Reproduce the records below exactly as they appear.

[Source data]
- - - -

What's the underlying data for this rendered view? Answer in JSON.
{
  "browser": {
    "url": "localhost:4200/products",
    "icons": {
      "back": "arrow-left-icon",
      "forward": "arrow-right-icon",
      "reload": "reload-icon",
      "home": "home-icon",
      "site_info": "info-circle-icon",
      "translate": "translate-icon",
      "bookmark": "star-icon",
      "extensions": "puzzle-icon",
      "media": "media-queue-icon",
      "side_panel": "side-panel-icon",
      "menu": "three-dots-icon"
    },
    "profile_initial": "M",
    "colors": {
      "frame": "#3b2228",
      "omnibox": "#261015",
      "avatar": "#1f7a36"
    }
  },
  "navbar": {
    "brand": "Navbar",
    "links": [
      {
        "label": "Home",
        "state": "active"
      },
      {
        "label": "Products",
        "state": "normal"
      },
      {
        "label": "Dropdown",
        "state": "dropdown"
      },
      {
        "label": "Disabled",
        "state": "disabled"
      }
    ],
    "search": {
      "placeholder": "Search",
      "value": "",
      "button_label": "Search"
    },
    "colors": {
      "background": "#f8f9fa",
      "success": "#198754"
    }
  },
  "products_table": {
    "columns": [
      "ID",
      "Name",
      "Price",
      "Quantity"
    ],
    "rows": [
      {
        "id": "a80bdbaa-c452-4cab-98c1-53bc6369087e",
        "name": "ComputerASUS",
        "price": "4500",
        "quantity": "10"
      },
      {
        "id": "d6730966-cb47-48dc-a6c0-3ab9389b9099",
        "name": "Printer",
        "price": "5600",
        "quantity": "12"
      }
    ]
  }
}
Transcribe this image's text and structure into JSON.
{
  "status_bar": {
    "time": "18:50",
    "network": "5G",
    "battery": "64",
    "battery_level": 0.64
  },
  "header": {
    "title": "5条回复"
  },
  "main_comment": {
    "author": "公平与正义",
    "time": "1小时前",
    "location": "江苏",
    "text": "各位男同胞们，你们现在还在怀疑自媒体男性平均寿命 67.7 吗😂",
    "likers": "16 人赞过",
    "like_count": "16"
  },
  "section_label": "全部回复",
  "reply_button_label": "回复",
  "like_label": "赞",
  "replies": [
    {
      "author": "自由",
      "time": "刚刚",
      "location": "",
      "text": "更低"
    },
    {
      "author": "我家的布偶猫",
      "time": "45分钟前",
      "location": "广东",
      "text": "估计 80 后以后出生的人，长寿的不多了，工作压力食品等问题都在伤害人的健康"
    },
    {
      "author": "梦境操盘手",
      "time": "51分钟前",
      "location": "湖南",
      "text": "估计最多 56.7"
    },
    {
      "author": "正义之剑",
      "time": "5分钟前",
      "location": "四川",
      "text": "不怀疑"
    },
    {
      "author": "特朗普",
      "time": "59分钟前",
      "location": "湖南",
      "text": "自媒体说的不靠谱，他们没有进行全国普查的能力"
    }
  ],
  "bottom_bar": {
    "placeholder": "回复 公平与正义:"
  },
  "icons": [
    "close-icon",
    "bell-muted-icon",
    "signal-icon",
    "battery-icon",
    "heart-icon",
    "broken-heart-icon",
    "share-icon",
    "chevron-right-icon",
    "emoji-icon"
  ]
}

- - - -

- _Exercise output_:
What's the underlying data for this rendered view? Answer in JSON.
{
  "browser": {
    "url": "localhost:4200/products",
    "icons": {
      "back": "arrow-left-icon",
      "forward": "arrow-right-icon",
      "reload": "reload-icon",
      "home": "home-icon",
      "site_info": "info-circle-icon",
      "translate": "translate-icon",
      "bookmark": "star-icon",
      "extensions": "puzzle-icon",
      "media": "media-queue-icon",
      "side_panel": "side-panel-icon",
      "menu": "three-dots-icon"
    },
    "profile_initial": "M",
    "colors": {
      "frame": "#3b2228",
      "omnibox": "#261015",
      "avatar": "#1f7a36"
    }
  },
  "navbar": {
    "brand": "Navbar",
    "links": [
      {
        "label": "Home",
        "state": "active"
      },
      {
        "label": "Products",
        "state": "normal"
      },
      {
        "label": "Dropdown",
        "state": "dropdown"
      },
      {
        "label": "Disabled",
        "state": "disabled"
      }
    ],
    "search": {
      "placeholder": "Search",
      "value": "",
      "button_label": "Search"
    },
    "colors": {
      "background": "#f8f9fa",
      "success": "#198754"
    }
  },
  "products_table": {
    "columns": [
      "ID",
      "Name",
      "Price",
      "Quantity"
    ],
    "rows": [
      {
        "id": "a80bdbaa-c452-4cab-98c1-53bc6369087e",
        "name": "ComputerASUS",
        "price": "4500",
        "quantity": "10"
      },
      {
        "id": "d6730966-cb47-48dc-a6c0-3ab9389b9099",
        "name": "Printer",
        "price": "5600",
        "quantity": "12"
      }
    ]
  }
}
Transcribe this image's text and structure into JSON.
{
  "status_bar": {
    "time": "18:50",
    "network": "5G",
    "battery": "64",
    "battery_level": 0.64
  },
  "header": {
    "title": "5条回复"
  },
  "main_comment": {
    "author": "公平与正义",
    "time": "1小时前",
    "location": "江苏",
    "text": "各位男同胞们，你们现在还在怀疑自媒体男性平均寿命 67.7 吗😂",
    "likers": "16 人赞过",
    "like_count": "16"
  },
  "section_label": "全部回复",
  "reply_button_label": "回复",
  "like_label": "赞",
  "replies": [
    {
      "author": "自由",
      "time": "刚刚",
      "location": "",
      "text": "更低"
    },
    {
      "author": "我家的布偶猫",
      "time": "45分钟前",
      "location": "广东",
      "text": "估计 80 后以后出生的人，长寿的不多了，工作压力食品等问题都在伤害人的健康"
    },
    {
      "author": "梦境操盘手",
      "time": "51分钟前",
      "location": "湖南",
      "text": "估计最多 56.7"
    },
    {
      "author": "正义之剑",
      "time": "5分钟前",
      "location": "四川",
      "text": "不怀疑"
    },
    {
      "author": "特朗普",
      "time": "59分钟前",
      "location": "湖南",
      "text": "自媒体说的不靠谱，他们没有进行全国普查的能力"
    }
  ],
  "bottom_bar": {
    "placeholder": "回复 公平与正义:"
  },
  "icons": [
    "close-icon",
    "bell-muted-icon",
    "signal-icon",
    "battery-icon",
    "heart-icon",
    "broken-heart-icon",
    "share-icon",
    "chevron-right-icon",
    "emoji-icon"
  ]
}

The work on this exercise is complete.